*Exercise brief*.
Your reply should be one number: the count of lines holding the word "хориоретинальная".

Lines of data:
%%

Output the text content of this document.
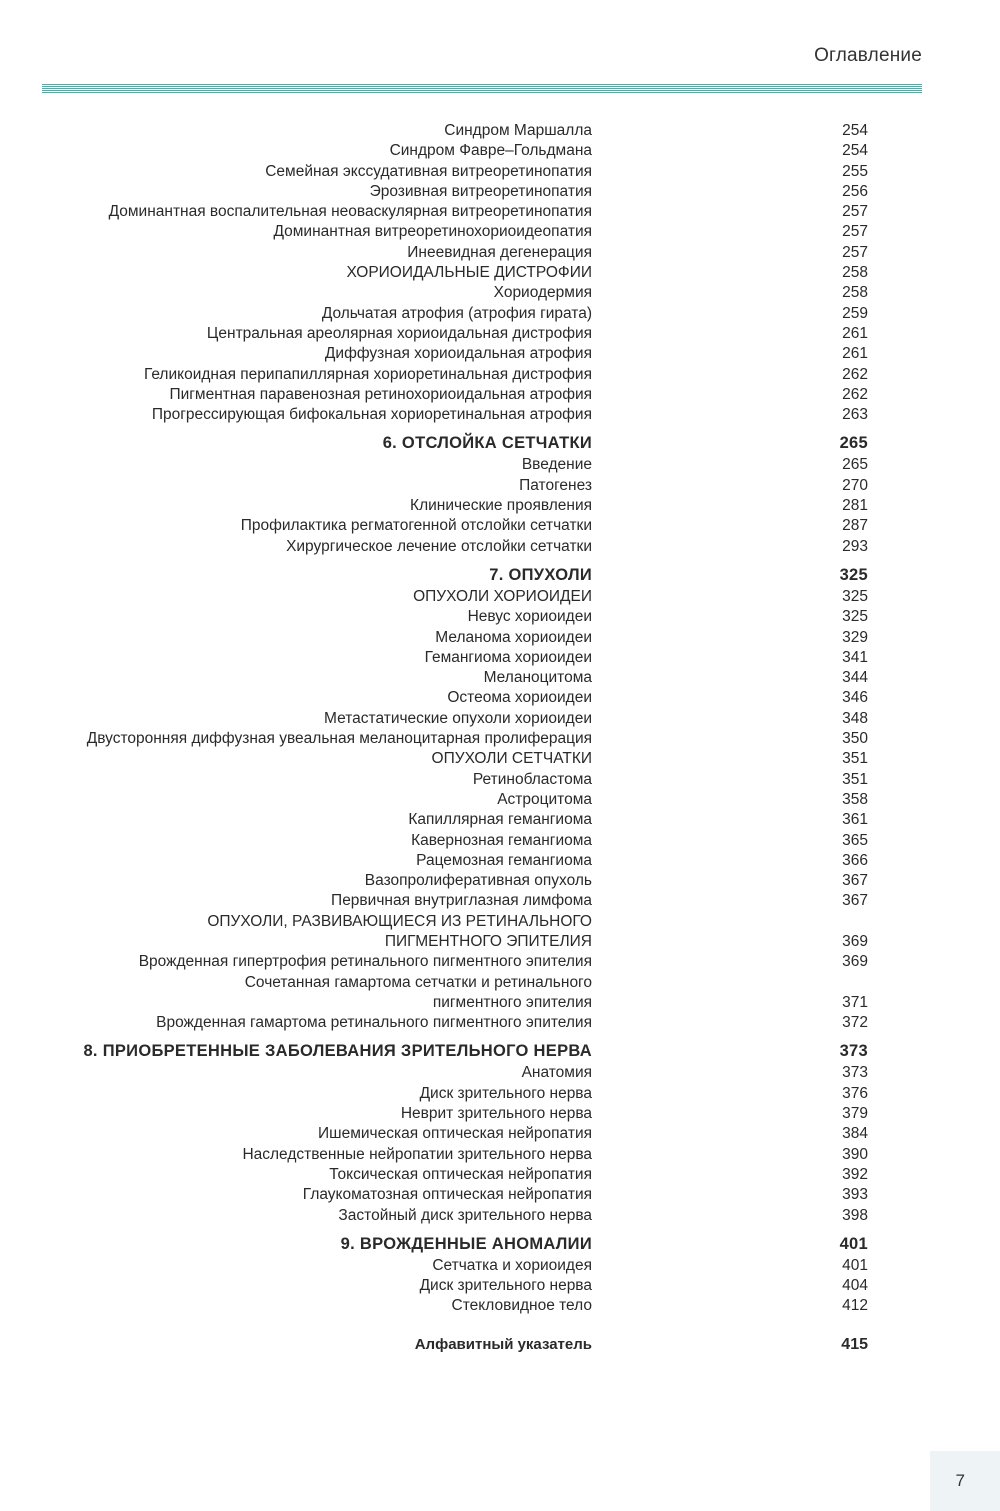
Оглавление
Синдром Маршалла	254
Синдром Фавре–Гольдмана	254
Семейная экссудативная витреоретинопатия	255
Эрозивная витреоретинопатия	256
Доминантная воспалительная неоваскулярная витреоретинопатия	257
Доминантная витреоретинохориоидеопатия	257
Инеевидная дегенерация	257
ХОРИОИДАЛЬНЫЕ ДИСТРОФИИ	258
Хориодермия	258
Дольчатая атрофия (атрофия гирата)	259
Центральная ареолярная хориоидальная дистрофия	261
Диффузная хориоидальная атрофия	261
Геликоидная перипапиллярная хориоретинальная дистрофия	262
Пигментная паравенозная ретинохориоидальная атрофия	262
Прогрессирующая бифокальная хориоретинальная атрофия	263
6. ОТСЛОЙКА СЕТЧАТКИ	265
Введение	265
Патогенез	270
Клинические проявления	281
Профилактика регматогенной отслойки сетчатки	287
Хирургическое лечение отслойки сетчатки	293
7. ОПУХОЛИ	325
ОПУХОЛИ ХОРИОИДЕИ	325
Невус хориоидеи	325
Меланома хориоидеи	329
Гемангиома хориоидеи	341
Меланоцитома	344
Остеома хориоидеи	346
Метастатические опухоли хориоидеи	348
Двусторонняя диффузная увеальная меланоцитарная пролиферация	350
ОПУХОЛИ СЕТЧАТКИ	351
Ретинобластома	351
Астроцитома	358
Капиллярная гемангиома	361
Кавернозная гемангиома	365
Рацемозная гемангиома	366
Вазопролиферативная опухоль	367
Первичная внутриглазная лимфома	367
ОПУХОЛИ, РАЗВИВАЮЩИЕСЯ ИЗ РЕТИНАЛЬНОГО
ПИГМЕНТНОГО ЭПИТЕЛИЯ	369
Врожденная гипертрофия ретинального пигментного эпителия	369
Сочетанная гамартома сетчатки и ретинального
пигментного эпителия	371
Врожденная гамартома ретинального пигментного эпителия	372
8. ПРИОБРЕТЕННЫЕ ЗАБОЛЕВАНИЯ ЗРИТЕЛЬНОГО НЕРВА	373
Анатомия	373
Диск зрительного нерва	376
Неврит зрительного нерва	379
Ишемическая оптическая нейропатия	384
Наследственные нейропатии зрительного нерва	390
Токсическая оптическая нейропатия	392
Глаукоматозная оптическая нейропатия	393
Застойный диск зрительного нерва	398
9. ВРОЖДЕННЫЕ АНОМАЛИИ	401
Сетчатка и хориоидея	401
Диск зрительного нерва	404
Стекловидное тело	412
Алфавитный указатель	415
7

%%
%%

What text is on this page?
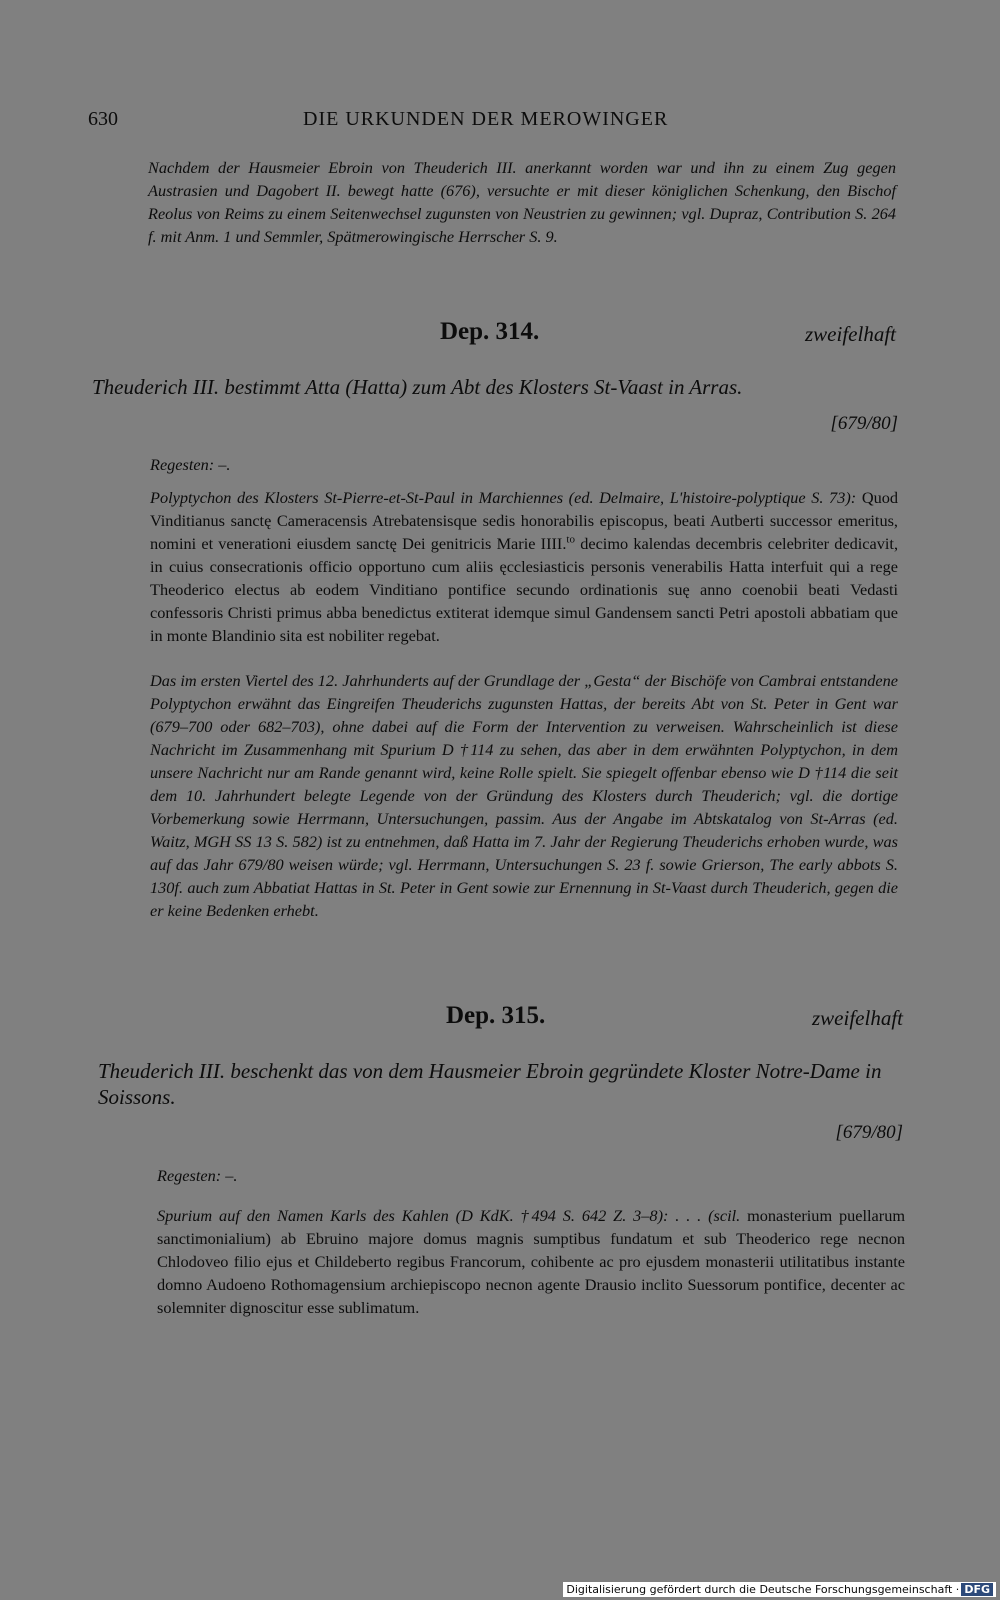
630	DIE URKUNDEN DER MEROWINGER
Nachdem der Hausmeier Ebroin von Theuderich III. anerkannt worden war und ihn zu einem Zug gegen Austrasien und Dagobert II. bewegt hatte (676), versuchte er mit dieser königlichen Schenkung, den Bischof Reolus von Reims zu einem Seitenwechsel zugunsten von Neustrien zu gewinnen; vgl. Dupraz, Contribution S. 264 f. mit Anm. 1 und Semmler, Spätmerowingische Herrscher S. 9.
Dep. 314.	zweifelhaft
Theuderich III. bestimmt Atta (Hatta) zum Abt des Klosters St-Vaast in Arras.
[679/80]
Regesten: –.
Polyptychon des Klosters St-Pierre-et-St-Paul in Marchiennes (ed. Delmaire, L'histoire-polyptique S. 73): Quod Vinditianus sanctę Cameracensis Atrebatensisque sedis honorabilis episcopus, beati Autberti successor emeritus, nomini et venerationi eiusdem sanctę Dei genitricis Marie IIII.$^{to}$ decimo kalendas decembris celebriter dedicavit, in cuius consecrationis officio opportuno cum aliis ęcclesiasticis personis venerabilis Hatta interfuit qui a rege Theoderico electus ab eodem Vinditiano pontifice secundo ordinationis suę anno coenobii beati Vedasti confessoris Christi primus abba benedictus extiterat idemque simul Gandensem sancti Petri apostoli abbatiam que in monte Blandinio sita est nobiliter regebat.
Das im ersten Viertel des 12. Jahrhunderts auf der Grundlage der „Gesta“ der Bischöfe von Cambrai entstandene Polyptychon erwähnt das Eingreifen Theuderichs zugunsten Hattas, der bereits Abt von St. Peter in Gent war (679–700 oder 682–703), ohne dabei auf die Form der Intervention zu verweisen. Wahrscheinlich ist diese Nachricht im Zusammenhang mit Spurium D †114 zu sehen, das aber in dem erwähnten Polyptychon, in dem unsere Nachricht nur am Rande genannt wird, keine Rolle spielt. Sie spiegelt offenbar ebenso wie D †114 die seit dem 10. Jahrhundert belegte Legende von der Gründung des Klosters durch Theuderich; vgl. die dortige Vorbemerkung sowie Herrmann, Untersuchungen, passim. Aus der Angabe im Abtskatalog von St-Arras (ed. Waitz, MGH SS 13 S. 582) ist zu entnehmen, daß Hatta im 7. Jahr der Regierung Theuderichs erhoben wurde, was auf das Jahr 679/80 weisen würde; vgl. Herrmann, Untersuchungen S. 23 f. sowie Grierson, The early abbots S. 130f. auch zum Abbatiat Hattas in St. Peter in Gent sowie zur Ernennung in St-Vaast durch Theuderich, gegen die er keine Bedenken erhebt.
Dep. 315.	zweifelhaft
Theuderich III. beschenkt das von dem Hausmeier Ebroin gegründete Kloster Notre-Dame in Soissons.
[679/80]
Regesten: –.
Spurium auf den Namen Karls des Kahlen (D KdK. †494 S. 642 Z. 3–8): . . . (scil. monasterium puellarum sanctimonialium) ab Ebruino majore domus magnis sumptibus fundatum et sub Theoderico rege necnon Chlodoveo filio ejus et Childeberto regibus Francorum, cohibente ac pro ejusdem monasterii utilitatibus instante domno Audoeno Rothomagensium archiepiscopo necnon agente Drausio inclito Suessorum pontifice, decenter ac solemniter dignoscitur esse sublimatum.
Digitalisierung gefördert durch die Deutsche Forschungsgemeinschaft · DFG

%%

*Reply to the exercise*.
2